Extracted records
####

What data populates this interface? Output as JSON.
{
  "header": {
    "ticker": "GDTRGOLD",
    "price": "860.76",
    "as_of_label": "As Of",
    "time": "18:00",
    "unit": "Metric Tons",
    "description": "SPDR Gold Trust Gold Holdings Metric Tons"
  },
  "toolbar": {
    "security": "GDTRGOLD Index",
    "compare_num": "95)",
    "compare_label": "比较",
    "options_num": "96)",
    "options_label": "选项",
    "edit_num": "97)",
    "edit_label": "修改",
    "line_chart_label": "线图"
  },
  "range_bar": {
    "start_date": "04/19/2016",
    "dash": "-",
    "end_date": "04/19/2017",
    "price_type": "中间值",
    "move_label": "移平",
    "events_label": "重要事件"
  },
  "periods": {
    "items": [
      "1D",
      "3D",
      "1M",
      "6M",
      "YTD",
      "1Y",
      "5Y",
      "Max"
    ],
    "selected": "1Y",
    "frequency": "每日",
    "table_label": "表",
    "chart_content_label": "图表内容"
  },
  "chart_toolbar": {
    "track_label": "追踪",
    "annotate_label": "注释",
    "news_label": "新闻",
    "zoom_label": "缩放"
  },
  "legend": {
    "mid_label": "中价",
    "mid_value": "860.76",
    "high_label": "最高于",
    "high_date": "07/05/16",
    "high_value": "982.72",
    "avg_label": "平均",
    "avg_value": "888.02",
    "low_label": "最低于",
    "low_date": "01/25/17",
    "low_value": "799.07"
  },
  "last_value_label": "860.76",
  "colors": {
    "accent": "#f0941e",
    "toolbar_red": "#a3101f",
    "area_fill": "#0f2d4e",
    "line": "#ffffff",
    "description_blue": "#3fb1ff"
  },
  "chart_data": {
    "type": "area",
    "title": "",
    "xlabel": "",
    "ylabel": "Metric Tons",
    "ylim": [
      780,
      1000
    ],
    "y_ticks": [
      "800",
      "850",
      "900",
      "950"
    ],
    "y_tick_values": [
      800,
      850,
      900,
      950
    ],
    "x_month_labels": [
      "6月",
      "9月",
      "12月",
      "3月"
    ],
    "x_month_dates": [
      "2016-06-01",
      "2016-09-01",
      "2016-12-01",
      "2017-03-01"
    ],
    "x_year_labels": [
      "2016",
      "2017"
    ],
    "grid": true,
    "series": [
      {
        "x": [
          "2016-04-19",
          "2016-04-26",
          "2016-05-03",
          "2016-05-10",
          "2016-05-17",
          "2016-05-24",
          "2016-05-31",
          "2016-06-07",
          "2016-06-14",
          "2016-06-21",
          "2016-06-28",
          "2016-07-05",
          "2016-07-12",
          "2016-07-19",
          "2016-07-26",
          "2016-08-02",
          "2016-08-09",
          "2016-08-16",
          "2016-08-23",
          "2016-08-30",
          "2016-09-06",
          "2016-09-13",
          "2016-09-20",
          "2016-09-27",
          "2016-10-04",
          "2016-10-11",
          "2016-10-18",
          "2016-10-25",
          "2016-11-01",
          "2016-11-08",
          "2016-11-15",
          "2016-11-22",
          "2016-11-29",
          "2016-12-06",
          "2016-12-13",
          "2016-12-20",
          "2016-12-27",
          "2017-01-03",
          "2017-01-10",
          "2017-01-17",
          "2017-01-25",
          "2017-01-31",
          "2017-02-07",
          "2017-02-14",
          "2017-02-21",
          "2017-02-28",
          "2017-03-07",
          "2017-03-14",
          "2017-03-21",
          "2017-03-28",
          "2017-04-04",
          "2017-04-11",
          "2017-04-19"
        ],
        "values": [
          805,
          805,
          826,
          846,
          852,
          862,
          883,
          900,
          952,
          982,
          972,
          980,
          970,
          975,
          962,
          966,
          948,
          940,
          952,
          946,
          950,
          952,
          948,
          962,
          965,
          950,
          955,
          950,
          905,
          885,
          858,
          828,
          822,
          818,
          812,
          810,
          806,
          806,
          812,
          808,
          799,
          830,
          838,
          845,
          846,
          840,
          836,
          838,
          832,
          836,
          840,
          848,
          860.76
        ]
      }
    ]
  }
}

####

Goal:
Could you reproduce every record above exactly as it appears?

Task answer:
What data populates this interface? Output as JSON.
{
  "header": {
    "ticker": "GDTRGOLD",
    "price": "860.76",
    "as_of_label": "As Of",
    "time": "18:00",
    "unit": "Metric Tons",
    "description": "SPDR Gold Trust Gold Holdings Metric Tons"
  },
  "toolbar": {
    "security": "GDTRGOLD Index",
    "compare_num": "95)",
    "compare_label": "比较",
    "options_num": "96)",
    "options_label": "选项",
    "edit_num": "97)",
    "edit_label": "修改",
    "line_chart_label": "线图"
  },
  "range_bar": {
    "start_date": "04/19/2016",
    "dash": "-",
    "end_date": "04/19/2017",
    "price_type": "中间值",
    "move_label": "移平",
    "events_label": "重要事件"
  },
  "periods": {
    "items": [
      "1D",
      "3D",
      "1M",
      "6M",
      "YTD",
      "1Y",
      "5Y",
      "Max"
    ],
    "selected": "1Y",
    "frequency": "每日",
    "table_label": "表",
    "chart_content_label": "图表内容"
  },
  "chart_toolbar": {
    "track_label": "追踪",
    "annotate_label": "注释",
    "news_label": "新闻",
    "zoom_label": "缩放"
  },
  "legend": {
    "mid_label": "中价",
    "mid_value": "860.76",
    "high_label": "最高于",
    "high_date": "07/05/16",
    "high_value": "982.72",
    "avg_label": "平均",
    "avg_value": "888.02",
    "low_label": "最低于",
    "low_date": "01/25/17",
    "low_value": "799.07"
  },
  "last_value_label": "860.76",
  "colors": {
    "accent": "#f0941e",
    "toolbar_red": "#a3101f",
    "area_fill": "#0f2d4e",
    "line": "#ffffff",
    "description_blue": "#3fb1ff"
  },
  "chart_data": {
    "type": "area",
    "title": "",
    "xlabel": "",
    "ylabel": "Metric Tons",
    "ylim": [
      780,
      1000
    ],
    "y_ticks": [
      "800",
      "850",
      "900",
      "950"
    ],
    "y_tick_values": [
      800,
      850,
      900,
      950
    ],
    "x_month_labels": [
      "6月",
      "9月",
      "12月",
      "3月"
    ],
    "x_month_dates": [
      "2016-06-01",
      "2016-09-01",
      "2016-12-01",
      "2017-03-01"
    ],
    "x_year_labels": [
      "2016",
      "2017"
    ],
    "grid": true,
    "series": [
      {
        "x": [
          "2016-04-19",
          "2016-04-26",
          "2016-05-03",
          "2016-05-10",
          "2016-05-17",
          "2016-05-24",
          "2016-05-31",
          "2016-06-07",
          "2016-06-14",
          "2016-06-21",
          "2016-06-28",
          "2016-07-05",
          "2016-07-12",
          "2016-07-19",
          "2016-07-26",
          "2016-08-02",
          "2016-08-09",
          "2016-08-16",
          "2016-08-23",
          "2016-08-30",
          "2016-09-06",
          "2016-09-13",
          "2016-09-20",
          "2016-09-27",
          "2016-10-04",
          "2016-10-11",
          "2016-10-18",
          "2016-10-25",
          "2016-11-01",
          "2016-11-08",
          "2016-11-15",
          "2016-11-22",
          "2016-11-29",
          "2016-12-06",
          "2016-12-13",
          "2016-12-20",
          "2016-12-27",
          "2017-01-03",
          "2017-01-10",
          "2017-01-17",
          "2017-01-25",
          "2017-01-31",
          "2017-02-07",
          "2017-02-14",
          "2017-02-21",
          "2017-02-28",
          "2017-03-07",
          "2017-03-14",
          "2017-03-21",
          "2017-03-28",
          "2017-04-04",
          "2017-04-11",
          "2017-04-19"
        ],
        "values": [
          805,
          805,
          826,
          846,
          852,
          862,
          883,
          900,
          952,
          982,
          972,
          980,
          970,
          975,
          962,
          966,
          948,
          940,
          952,
          946,
          950,
          952,
          948,
          962,
          965,
          950,
          955,
          950,
          905,
          885,
          858,
          828,
          822,
          818,
          812,
          810,
          806,
          806,
          812,
          808,
          799,
          830,
          838,
          845,
          846,
          840,
          836,
          838,
          832,
          836,
          840,
          848,
          860.76
        ]
      }
    ]
  }
}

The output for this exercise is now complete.